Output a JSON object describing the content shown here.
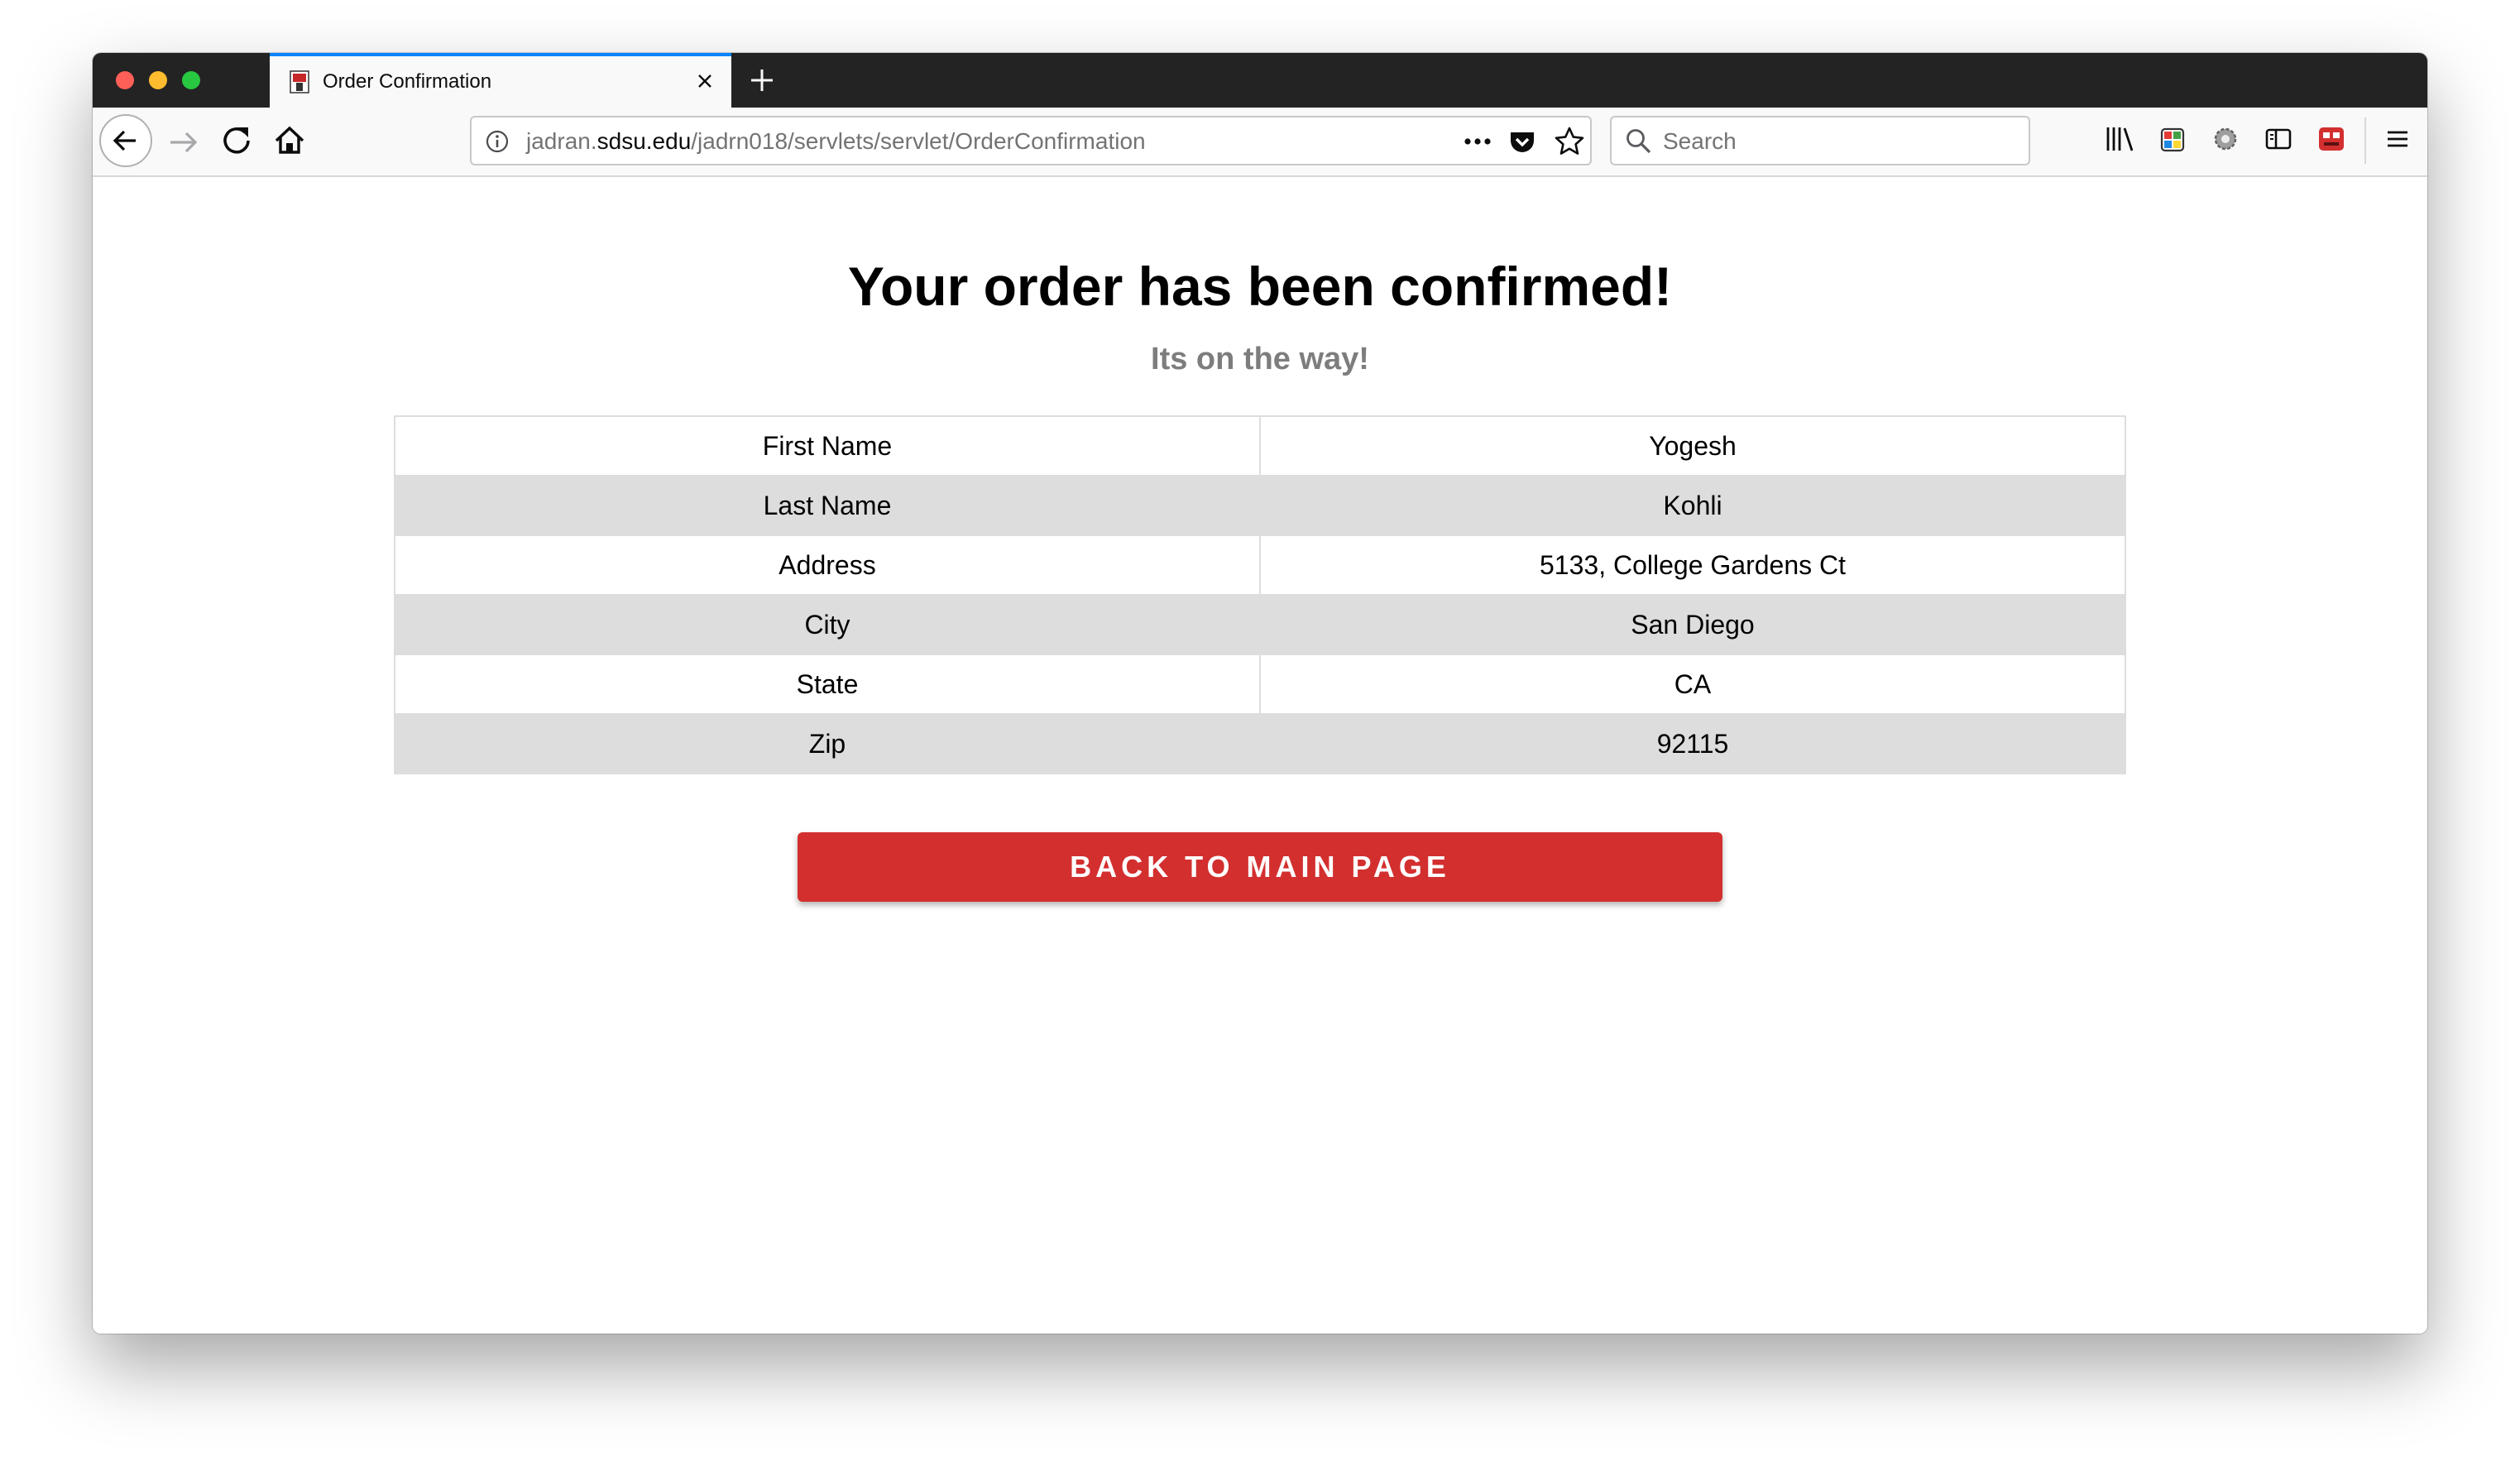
{
  "browser": {
    "tab": {
      "title": "Order Confirmation"
    },
    "url": {
      "prefix": "jadran.",
      "host": "sdsu.edu",
      "path": "/jadrn018/servlets/servlet/OrderConfirmation"
    },
    "search": {
      "placeholder": "Search"
    }
  },
  "page": {
    "title": "Your order has been confirmed!",
    "subtitle": "Its on the way!",
    "order_details": [
      {
        "label": "First Name",
        "value": "Yogesh"
      },
      {
        "label": "Last Name",
        "value": "Kohli"
      },
      {
        "label": "Address",
        "value": "5133, College Gardens Ct"
      },
      {
        "label": "City",
        "value": "San Diego"
      },
      {
        "label": "State",
        "value": "CA"
      },
      {
        "label": "Zip",
        "value": "92115"
      }
    ],
    "back_button_label": "BACK TO MAIN PAGE"
  },
  "colors": {
    "accent_button": "#d32f2f",
    "row_stripe": "#dddddd",
    "subtitle": "#7d7d7d",
    "tab_highlight": "#0a84ff"
  }
}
+--
Give back the entries verbatim. Do not include any picture.

Output a JSON object describing the content shown here.
{
  "browser": {
    "tab": {
      "title": "Order Confirmation"
    },
    "url": {
      "prefix": "jadran.",
      "host": "sdsu.edu",
      "path": "/jadrn018/servlets/servlet/OrderConfirmation"
    },
    "search": {
      "placeholder": "Search"
    }
  },
  "page": {
    "title": "Your order has been confirmed!",
    "subtitle": "Its on the way!",
    "order_details": [
      {
        "label": "First Name",
        "value": "Yogesh"
      },
      {
        "label": "Last Name",
        "value": "Kohli"
      },
      {
        "label": "Address",
        "value": "5133, College Gardens Ct"
      },
      {
        "label": "City",
        "value": "San Diego"
      },
      {
        "label": "State",
        "value": "CA"
      },
      {
        "label": "Zip",
        "value": "92115"
      }
    ],
    "back_button_label": "BACK TO MAIN PAGE"
  },
  "colors": {
    "accent_button": "#d32f2f",
    "row_stripe": "#dddddd",
    "subtitle": "#7d7d7d",
    "tab_highlight": "#0a84ff"
  }
}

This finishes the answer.